# START OF Provided records

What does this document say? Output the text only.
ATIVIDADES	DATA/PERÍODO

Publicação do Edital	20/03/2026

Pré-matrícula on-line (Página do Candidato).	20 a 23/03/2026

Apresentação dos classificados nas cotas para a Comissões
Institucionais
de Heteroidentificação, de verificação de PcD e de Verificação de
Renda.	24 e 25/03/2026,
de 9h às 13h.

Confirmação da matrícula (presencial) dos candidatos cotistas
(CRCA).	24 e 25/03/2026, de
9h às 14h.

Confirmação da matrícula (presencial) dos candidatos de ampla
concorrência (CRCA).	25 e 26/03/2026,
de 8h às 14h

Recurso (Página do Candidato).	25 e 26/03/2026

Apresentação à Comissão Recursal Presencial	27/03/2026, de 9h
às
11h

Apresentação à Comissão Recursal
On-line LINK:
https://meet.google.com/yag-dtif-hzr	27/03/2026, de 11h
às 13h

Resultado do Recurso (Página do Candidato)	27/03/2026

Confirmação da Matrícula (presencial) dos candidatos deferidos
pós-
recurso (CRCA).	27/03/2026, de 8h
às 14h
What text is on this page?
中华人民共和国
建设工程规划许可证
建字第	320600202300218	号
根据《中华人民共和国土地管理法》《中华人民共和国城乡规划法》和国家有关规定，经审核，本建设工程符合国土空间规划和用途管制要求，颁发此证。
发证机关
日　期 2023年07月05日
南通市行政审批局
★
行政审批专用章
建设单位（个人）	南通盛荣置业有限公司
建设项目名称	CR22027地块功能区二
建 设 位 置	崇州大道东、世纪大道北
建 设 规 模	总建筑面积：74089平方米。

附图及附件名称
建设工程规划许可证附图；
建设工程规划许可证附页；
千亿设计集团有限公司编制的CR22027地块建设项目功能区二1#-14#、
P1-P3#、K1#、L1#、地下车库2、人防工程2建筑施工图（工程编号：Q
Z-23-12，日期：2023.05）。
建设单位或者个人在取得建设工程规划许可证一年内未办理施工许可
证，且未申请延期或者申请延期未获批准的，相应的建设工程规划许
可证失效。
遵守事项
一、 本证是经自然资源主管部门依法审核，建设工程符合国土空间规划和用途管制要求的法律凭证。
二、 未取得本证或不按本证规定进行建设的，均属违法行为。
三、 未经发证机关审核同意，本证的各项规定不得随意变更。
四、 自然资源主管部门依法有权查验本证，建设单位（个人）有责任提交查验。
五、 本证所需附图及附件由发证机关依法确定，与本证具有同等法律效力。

# END OF Provided records

### Given exercise
Reproduce the entire listing word for word.

### Exercise response
What does this document say? Output the text only.
ATIVIDADES	DATA/PERÍODO

Publicação do Edital	20/03/2026

Pré-matrícula on-line (Página do Candidato).	20 a 23/03/2026

Apresentação dos classificados nas cotas para a Comissões
Institucionais
de Heteroidentificação, de verificação de PcD e de Verificação de
Renda.	24 e 25/03/2026,
de 9h às 13h.

Confirmação da matrícula (presencial) dos candidatos cotistas
(CRCA).	24 e 25/03/2026, de
9h às 14h.

Confirmação da matrícula (presencial) dos candidatos de ampla
concorrência (CRCA).	25 e 26/03/2026,
de 8h às 14h

Recurso (Página do Candidato).	25 e 26/03/2026

Apresentação à Comissão Recursal Presencial	27/03/2026, de 9h
às
11h

Apresentação à Comissão Recursal
On-line LINK:
https://meet.google.com/yag-dtif-hzr	27/03/2026, de 11h
às 13h

Resultado do Recurso (Página do Candidato)	27/03/2026

Confirmação da Matrícula (presencial) dos candidatos deferidos
pós-
recurso (CRCA).	27/03/2026, de 8h
às 14h
What text is on this page?
中华人民共和国
建设工程规划许可证
建字第	320600202300218	号
根据《中华人民共和国土地管理法》《中华人民共和国城乡规划法》和国家有关规定，经审核，本建设工程符合国土空间规划和用途管制要求，颁发此证。
发证机关
日　期 2023年07月05日
南通市行政审批局
★
行政审批专用章
建设单位（个人）	南通盛荣置业有限公司
建设项目名称	CR22027地块功能区二
建 设 位 置	崇州大道东、世纪大道北
建 设 规 模	总建筑面积：74089平方米。

附图及附件名称
建设工程规划许可证附图；
建设工程规划许可证附页；
千亿设计集团有限公司编制的CR22027地块建设项目功能区二1#-14#、
P1-P3#、K1#、L1#、地下车库2、人防工程2建筑施工图（工程编号：Q
Z-23-12，日期：2023.05）。
建设单位或者个人在取得建设工程规划许可证一年内未办理施工许可
证，且未申请延期或者申请延期未获批准的，相应的建设工程规划许
可证失效。
遵守事项
一、 本证是经自然资源主管部门依法审核，建设工程符合国土空间规划和用途管制要求的法律凭证。
二、 未取得本证或不按本证规定进行建设的，均属违法行为。
三、 未经发证机关审核同意，本证的各项规定不得随意变更。
四、 自然资源主管部门依法有权查验本证，建设单位（个人）有责任提交查验。
五、 本证所需附图及附件由发证机关依法确定，与本证具有同等法律效力。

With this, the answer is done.